§ Task objective: Pull every "content" line out of the data below.

§ Extracted information:
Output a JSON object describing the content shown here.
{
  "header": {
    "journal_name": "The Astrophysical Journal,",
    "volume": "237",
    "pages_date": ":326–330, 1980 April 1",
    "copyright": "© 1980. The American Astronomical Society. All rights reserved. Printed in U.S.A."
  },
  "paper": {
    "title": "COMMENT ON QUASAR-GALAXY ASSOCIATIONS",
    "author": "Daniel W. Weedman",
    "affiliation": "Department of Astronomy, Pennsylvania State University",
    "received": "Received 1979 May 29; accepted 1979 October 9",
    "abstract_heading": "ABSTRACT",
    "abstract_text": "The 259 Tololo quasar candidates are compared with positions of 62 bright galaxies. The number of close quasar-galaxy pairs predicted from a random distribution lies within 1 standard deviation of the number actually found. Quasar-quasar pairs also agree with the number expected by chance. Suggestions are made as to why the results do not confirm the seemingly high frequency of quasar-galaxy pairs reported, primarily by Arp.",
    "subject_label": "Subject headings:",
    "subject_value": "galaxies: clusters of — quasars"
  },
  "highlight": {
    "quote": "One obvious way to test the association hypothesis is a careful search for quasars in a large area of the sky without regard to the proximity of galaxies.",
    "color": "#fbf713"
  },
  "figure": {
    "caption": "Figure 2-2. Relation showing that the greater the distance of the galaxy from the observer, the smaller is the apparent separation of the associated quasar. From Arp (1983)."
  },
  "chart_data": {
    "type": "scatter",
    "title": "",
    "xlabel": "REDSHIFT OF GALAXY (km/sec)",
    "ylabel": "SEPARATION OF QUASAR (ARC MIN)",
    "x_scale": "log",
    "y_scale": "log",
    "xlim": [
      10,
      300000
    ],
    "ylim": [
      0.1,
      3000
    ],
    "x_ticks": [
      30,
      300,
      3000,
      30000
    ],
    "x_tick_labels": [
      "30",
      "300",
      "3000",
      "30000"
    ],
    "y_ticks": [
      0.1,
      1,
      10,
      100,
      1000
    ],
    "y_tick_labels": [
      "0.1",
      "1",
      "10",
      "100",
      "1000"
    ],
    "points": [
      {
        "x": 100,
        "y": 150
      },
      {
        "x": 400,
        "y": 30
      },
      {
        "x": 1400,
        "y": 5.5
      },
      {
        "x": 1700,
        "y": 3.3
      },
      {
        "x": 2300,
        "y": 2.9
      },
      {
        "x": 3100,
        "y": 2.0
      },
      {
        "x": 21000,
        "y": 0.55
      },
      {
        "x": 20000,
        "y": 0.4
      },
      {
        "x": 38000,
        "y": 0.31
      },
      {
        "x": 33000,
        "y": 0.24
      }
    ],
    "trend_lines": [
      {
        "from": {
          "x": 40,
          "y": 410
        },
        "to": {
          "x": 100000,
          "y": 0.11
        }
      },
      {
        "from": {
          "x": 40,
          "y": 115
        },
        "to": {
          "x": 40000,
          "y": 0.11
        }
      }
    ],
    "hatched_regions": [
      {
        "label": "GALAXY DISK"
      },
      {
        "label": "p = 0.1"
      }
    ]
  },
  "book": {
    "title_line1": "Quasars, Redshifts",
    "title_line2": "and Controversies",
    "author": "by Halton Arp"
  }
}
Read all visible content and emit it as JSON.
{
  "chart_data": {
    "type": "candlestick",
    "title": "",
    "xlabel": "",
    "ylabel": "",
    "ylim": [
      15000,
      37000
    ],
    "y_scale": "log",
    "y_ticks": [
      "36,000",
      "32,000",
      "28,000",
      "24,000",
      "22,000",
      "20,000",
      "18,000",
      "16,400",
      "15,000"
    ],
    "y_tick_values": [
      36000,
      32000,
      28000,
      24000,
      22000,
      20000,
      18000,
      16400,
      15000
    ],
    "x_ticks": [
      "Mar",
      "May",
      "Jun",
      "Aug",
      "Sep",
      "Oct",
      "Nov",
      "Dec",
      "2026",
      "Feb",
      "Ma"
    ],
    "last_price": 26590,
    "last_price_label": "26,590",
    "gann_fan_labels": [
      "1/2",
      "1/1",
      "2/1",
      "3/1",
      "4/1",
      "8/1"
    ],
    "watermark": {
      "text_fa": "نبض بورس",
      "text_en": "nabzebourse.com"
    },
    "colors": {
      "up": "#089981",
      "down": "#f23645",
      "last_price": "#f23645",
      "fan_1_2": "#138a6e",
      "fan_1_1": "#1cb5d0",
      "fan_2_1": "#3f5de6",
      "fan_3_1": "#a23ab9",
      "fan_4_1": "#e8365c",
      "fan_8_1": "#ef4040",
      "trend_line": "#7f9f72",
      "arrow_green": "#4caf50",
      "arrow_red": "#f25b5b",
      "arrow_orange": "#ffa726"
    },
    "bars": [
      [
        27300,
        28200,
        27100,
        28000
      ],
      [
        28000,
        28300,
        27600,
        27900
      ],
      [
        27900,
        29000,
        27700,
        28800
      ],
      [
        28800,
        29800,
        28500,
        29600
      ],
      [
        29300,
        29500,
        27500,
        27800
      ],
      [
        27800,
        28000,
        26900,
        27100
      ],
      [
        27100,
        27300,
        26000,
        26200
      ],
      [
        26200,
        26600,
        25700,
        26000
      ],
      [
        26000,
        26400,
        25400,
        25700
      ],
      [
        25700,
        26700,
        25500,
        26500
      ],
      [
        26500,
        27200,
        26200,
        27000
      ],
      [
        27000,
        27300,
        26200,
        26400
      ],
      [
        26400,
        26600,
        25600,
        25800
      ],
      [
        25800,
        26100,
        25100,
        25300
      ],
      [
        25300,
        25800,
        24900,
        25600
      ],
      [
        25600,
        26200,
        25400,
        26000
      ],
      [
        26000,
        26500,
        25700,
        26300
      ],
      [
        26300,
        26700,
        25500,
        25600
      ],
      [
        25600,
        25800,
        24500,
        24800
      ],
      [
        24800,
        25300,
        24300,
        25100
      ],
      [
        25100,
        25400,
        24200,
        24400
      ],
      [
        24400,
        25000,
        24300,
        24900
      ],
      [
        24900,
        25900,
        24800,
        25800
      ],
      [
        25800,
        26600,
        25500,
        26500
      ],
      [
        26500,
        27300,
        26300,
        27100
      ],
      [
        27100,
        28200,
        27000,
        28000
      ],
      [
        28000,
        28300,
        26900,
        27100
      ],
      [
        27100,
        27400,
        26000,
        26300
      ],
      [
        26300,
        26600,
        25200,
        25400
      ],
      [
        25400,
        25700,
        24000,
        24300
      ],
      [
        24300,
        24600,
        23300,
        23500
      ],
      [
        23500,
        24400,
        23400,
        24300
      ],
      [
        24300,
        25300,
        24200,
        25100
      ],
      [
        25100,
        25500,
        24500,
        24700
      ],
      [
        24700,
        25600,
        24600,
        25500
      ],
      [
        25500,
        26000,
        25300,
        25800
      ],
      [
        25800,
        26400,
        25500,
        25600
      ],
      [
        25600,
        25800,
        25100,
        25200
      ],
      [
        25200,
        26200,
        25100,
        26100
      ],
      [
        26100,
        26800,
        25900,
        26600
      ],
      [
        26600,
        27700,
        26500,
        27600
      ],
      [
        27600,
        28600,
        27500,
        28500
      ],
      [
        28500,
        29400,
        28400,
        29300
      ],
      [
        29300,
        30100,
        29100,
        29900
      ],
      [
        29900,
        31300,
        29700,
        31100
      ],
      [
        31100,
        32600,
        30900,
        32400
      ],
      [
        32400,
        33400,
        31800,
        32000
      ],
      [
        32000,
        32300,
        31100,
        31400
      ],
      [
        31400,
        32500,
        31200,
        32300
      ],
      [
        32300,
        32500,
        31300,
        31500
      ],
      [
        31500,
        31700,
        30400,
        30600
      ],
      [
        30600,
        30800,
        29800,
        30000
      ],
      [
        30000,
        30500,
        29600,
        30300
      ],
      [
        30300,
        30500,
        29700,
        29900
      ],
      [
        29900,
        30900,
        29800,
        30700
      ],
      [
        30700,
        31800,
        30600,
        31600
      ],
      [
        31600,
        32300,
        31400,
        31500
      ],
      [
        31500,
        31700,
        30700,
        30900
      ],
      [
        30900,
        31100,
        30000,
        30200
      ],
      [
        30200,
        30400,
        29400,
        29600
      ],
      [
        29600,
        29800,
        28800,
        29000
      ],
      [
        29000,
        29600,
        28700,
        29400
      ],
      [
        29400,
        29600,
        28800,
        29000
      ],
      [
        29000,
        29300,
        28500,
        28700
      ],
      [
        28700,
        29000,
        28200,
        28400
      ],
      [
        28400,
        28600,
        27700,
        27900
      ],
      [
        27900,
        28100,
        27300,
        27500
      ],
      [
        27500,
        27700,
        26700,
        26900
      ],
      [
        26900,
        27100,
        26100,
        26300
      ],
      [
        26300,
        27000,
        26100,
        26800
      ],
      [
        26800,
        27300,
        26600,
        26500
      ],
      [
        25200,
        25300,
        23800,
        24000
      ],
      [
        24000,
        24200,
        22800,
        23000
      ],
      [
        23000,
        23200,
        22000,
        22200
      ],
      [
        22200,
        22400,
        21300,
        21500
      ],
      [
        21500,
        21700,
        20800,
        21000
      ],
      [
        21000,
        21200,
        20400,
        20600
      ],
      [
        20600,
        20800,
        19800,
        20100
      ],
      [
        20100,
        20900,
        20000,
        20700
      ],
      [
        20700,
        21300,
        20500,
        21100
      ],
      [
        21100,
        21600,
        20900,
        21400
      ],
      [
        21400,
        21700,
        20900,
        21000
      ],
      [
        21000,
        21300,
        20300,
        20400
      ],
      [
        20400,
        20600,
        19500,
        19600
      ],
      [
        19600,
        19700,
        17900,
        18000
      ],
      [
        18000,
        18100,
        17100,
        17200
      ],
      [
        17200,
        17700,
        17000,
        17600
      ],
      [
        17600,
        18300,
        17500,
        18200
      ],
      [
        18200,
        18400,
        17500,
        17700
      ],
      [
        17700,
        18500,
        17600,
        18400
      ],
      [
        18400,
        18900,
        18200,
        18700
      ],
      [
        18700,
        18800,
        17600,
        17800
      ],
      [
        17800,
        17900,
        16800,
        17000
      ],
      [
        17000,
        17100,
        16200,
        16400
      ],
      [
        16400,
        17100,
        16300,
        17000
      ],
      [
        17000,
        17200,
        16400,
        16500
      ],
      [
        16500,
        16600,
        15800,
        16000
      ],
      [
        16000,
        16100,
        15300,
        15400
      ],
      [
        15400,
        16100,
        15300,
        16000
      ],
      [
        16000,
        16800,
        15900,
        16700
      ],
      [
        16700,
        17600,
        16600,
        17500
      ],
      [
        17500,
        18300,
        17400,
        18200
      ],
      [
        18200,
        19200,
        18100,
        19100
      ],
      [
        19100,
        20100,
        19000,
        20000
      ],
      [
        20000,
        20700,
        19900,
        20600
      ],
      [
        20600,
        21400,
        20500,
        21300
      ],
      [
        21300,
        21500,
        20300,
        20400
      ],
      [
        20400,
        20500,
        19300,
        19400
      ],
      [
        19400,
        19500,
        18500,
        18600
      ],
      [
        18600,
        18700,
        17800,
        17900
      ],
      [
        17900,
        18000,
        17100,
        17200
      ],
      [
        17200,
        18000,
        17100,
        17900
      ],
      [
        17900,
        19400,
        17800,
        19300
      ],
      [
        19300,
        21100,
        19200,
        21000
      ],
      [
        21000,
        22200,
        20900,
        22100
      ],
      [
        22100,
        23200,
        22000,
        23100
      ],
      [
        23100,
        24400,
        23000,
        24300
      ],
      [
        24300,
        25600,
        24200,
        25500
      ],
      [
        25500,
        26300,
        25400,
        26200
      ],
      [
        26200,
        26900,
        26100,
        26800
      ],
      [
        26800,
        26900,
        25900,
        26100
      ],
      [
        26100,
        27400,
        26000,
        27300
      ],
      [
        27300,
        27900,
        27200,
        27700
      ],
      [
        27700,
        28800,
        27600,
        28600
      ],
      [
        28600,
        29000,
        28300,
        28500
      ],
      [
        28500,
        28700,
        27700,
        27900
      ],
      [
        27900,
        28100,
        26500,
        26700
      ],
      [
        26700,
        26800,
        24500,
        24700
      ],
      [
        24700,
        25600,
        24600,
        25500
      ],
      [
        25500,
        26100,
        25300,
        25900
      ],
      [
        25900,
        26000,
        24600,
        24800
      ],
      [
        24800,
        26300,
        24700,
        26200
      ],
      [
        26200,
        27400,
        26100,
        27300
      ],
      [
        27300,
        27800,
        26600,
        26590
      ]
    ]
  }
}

§ Final result:
Output a JSON object describing the content shown here.
Read all visible content and emit it as JSON.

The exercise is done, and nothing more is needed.